━━ Exercise input ━━

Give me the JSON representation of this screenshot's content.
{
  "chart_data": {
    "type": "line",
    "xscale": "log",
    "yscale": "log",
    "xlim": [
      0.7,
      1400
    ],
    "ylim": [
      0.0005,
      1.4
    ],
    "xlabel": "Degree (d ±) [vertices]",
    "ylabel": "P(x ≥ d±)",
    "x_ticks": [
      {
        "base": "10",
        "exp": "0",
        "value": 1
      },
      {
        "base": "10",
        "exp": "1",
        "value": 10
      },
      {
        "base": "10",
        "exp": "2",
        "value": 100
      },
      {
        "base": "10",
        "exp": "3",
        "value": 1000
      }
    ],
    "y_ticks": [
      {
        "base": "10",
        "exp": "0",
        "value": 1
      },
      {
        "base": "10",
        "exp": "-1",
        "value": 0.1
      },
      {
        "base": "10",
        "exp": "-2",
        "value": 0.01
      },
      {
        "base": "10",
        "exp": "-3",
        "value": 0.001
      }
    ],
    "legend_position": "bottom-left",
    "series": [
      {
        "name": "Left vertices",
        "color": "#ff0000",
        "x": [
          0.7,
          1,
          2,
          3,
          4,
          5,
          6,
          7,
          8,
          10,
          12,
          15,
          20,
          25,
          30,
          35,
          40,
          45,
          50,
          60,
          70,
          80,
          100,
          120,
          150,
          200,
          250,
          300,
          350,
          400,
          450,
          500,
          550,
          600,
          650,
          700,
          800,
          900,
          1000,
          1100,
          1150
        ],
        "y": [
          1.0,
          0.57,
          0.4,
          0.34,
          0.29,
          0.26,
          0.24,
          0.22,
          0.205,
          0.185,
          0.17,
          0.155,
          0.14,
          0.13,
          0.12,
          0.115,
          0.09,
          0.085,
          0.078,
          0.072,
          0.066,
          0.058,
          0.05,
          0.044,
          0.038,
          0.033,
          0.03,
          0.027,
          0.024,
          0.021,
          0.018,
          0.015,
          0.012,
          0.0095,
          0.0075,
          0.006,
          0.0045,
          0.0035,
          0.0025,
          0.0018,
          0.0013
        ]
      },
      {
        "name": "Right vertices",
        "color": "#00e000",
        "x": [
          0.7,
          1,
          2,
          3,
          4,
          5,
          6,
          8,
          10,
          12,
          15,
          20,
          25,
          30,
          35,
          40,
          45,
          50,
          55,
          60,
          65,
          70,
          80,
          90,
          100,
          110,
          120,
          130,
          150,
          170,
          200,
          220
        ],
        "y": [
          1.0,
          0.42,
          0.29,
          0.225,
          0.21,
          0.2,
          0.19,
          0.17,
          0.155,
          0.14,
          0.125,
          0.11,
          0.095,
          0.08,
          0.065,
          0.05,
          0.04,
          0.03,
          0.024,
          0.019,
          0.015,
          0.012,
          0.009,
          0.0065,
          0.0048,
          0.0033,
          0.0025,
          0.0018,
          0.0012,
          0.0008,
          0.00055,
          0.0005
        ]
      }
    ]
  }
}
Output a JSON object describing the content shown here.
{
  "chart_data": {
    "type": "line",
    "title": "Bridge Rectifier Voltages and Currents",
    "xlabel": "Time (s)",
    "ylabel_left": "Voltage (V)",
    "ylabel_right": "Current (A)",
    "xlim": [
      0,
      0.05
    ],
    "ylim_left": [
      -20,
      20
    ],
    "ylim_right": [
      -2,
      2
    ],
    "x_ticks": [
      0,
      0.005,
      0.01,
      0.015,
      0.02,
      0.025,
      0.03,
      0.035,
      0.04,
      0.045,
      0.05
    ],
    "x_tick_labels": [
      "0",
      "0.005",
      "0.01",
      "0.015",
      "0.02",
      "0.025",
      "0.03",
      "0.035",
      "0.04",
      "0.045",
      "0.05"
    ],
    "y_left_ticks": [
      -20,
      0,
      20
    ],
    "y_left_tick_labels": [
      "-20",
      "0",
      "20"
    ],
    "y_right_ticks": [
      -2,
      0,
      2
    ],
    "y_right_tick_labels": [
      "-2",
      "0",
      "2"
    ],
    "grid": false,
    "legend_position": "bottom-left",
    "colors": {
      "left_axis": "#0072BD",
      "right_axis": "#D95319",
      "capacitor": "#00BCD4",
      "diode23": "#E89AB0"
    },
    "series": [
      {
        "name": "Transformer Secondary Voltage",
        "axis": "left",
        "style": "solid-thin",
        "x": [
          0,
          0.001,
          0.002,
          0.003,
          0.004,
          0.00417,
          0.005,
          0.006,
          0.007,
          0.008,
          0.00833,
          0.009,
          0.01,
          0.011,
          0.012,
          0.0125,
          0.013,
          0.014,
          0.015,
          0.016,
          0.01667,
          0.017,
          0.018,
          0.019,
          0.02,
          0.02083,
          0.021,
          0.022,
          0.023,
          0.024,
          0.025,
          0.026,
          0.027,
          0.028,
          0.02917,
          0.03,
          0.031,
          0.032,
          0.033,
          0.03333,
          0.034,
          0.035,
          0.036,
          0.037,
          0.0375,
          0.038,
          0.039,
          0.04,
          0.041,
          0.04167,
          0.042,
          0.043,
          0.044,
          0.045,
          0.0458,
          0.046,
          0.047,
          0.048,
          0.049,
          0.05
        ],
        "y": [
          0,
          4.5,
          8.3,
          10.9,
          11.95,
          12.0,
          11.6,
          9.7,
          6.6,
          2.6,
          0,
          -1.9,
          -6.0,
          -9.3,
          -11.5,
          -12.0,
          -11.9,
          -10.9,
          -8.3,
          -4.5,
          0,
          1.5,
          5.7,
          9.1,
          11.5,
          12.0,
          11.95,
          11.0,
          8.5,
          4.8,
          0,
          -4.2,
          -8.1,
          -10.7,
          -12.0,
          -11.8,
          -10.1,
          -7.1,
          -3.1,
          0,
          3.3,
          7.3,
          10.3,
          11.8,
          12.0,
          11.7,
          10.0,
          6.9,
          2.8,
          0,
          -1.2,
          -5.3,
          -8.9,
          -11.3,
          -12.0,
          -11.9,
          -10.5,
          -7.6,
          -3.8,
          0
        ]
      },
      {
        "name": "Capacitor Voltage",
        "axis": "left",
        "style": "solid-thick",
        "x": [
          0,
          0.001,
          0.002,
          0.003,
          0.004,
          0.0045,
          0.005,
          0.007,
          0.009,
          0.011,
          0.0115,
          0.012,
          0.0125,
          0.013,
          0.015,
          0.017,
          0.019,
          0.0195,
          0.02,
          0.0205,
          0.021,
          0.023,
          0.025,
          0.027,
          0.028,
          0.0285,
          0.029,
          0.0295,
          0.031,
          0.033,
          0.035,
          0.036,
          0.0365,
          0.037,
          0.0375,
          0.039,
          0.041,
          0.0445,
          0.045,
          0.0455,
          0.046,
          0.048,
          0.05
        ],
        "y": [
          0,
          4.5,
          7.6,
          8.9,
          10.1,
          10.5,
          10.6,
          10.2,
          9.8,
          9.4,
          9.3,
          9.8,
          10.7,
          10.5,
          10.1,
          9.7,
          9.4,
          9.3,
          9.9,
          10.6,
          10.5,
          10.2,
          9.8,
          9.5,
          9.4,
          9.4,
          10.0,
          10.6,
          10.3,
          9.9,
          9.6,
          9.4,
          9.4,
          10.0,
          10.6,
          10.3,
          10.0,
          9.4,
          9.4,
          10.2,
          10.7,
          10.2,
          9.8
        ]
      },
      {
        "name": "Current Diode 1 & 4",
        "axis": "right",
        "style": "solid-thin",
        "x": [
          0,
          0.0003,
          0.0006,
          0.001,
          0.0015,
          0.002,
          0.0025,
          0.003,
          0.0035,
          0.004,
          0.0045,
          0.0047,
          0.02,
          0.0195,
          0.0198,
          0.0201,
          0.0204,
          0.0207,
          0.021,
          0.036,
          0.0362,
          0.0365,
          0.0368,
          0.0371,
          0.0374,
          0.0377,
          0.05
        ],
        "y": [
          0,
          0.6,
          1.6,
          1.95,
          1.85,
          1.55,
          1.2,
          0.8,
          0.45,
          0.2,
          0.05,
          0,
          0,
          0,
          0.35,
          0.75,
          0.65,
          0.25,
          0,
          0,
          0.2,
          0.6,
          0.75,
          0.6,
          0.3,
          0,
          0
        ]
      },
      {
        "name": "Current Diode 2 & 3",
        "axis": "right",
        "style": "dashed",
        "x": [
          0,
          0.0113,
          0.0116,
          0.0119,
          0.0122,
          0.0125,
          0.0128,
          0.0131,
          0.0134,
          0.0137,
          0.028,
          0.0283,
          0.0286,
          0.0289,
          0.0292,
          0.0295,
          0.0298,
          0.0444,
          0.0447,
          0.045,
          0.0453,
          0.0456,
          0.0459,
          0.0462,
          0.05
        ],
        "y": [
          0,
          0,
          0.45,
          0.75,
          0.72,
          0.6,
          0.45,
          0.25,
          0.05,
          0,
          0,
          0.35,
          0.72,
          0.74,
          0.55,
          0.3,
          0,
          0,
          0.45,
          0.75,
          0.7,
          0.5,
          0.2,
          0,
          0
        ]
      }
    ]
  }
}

━━━

## Written request
Show every line in the entries where the string "vertices" occurs.

## Problem solution
    "xlabel": "Degree (d ±) [vertices]",
        "name": "Left vertices",
        "name": "Right vertices",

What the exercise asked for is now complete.